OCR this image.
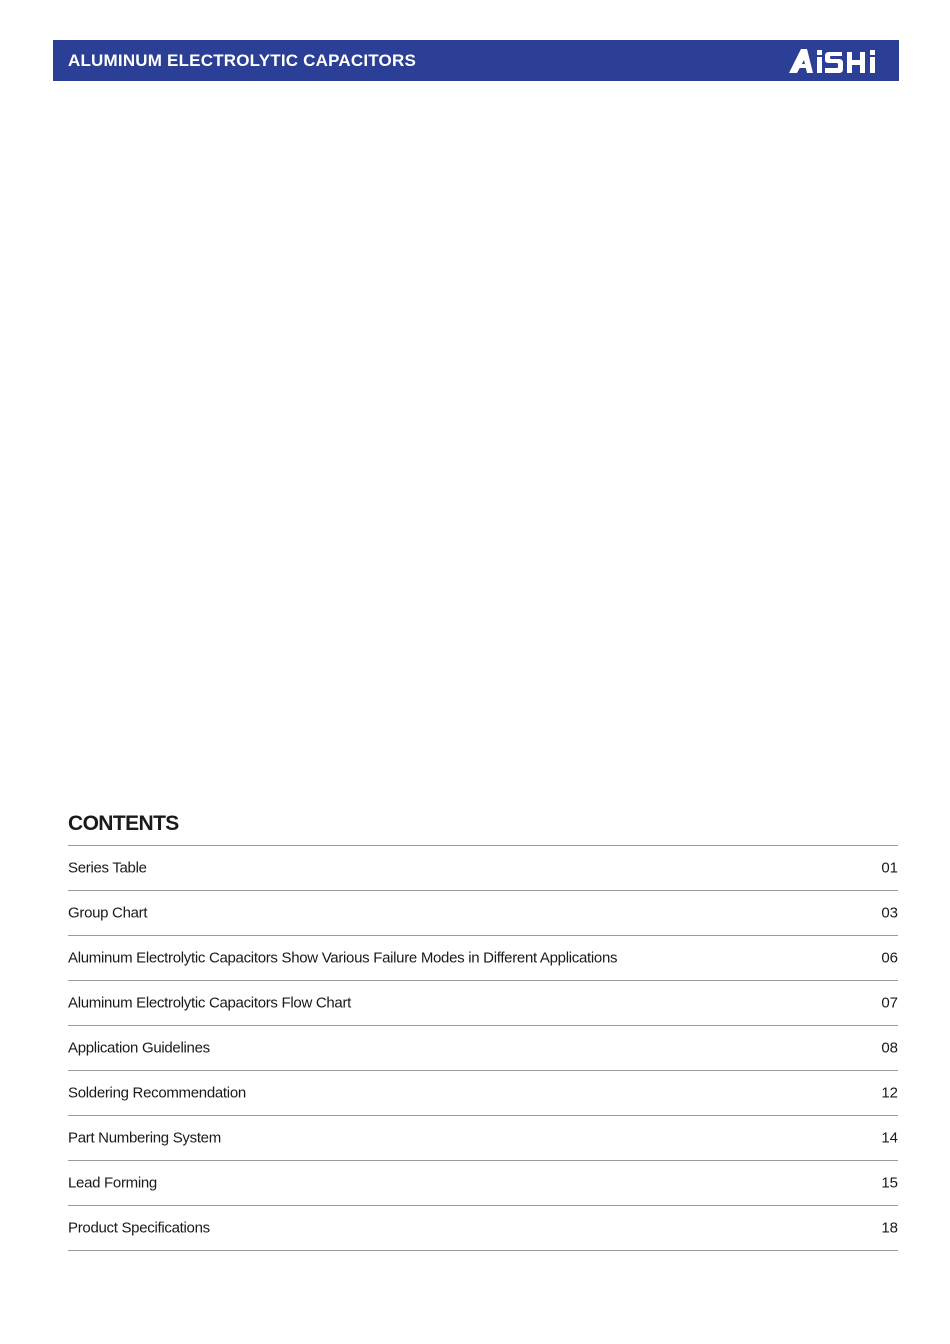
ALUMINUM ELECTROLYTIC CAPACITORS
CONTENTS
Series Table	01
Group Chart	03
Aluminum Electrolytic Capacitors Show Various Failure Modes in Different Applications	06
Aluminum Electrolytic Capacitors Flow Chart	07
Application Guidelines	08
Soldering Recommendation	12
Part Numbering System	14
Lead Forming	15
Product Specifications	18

###

__AIM__:
Repeat every record precisely. Any picture among them stays out of the copy.

__COMPLETE OUTPUT__:
OCR this image.
ALUMINUM ELECTROLYTIC CAPACITORS
CONTENTS
Series Table	01
Group Chart	03
Aluminum Electrolytic Capacitors Show Various Failure Modes in Different Applications	06
Aluminum Electrolytic Capacitors Flow Chart	07
Application Guidelines	08
Soldering Recommendation	12
Part Numbering System	14
Lead Forming	15
Product Specifications	18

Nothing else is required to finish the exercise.